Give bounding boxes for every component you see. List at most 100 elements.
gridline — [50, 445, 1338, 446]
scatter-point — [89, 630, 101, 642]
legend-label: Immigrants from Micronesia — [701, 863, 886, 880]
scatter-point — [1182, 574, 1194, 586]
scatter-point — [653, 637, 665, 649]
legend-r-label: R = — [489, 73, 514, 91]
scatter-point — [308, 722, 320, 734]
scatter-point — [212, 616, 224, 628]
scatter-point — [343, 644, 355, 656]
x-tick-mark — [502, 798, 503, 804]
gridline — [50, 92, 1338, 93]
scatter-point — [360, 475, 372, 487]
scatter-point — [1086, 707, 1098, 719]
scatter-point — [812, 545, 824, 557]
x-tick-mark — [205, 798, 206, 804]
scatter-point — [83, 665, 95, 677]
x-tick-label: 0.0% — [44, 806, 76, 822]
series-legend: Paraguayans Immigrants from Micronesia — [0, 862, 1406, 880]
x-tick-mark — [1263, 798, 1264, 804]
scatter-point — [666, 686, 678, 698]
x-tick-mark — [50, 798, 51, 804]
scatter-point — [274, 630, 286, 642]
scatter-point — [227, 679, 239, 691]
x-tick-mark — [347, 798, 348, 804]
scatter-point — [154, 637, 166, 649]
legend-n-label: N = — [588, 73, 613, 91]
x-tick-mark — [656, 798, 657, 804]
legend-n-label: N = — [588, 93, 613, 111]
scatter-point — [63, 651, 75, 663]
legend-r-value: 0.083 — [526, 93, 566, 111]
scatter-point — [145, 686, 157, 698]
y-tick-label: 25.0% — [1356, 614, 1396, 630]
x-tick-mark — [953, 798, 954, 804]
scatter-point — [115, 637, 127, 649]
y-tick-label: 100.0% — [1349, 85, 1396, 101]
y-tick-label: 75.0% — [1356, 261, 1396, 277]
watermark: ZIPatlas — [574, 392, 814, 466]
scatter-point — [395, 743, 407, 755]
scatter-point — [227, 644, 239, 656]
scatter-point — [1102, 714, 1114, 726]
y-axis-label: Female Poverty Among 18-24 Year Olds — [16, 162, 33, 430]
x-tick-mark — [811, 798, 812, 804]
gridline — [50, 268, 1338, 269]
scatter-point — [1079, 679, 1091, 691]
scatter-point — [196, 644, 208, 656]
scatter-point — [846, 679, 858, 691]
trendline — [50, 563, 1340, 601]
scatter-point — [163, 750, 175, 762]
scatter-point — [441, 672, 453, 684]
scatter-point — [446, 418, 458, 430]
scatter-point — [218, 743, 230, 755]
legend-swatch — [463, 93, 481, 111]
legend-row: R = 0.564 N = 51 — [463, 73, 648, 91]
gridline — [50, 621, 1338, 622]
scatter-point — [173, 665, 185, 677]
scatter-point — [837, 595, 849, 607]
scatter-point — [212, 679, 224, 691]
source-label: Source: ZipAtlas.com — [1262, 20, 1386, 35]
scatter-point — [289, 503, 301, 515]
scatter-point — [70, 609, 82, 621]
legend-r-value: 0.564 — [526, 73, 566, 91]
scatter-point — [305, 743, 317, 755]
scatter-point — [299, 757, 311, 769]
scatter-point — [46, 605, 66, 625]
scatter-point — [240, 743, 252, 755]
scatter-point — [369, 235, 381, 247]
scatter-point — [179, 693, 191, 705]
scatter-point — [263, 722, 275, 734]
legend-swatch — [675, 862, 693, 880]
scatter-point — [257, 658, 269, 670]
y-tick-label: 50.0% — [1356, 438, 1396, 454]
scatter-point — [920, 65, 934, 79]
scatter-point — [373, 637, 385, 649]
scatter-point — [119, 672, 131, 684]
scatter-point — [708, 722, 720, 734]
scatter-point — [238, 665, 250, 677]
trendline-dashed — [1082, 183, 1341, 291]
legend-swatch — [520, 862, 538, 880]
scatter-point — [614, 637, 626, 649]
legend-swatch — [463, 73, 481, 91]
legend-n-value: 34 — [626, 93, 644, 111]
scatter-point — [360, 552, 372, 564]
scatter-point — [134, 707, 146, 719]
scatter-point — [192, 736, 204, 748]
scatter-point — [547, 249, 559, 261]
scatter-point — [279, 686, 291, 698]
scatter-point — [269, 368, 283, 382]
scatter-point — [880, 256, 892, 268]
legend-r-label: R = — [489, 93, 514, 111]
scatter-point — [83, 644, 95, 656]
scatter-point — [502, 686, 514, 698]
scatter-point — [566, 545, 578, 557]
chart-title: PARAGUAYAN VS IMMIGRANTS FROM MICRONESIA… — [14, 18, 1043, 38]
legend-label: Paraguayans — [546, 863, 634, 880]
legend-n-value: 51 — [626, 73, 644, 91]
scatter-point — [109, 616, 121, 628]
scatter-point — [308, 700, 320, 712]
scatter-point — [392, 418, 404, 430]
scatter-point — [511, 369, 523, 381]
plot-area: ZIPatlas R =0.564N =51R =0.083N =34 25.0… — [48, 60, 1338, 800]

· · · ·

# Exercise objective
Reproduce the items word for word, starting with the first line and going on through the line with "legend-n-label: N = — [588, 93, 613, 111]", both included.

# Written reply
Give bounding boxes for every component you see. List at most 100 elements.
gridline — [50, 445, 1338, 446]
scatter-point — [89, 630, 101, 642]
legend-label: Immigrants from Micronesia — [701, 863, 886, 880]
scatter-point — [1182, 574, 1194, 586]
scatter-point — [653, 637, 665, 649]
legend-r-label: R = — [489, 73, 514, 91]
scatter-point — [308, 722, 320, 734]
scatter-point — [212, 616, 224, 628]
scatter-point — [343, 644, 355, 656]
x-tick-mark — [502, 798, 503, 804]
gridline — [50, 92, 1338, 93]
scatter-point — [360, 475, 372, 487]
scatter-point — [1086, 707, 1098, 719]
scatter-point — [812, 545, 824, 557]
x-tick-mark — [205, 798, 206, 804]
scatter-point — [83, 665, 95, 677]
x-tick-label: 0.0% — [44, 806, 76, 822]
series-legend: Paraguayans Immigrants from Micronesia — [0, 862, 1406, 880]
x-tick-mark — [1263, 798, 1264, 804]
scatter-point — [666, 686, 678, 698]
x-tick-mark — [50, 798, 51, 804]
scatter-point — [274, 630, 286, 642]
scatter-point — [227, 679, 239, 691]
x-tick-mark — [347, 798, 348, 804]
scatter-point — [154, 637, 166, 649]
legend-n-label: N = — [588, 73, 613, 91]
x-tick-mark — [656, 798, 657, 804]
legend-n-label: N = — [588, 93, 613, 111]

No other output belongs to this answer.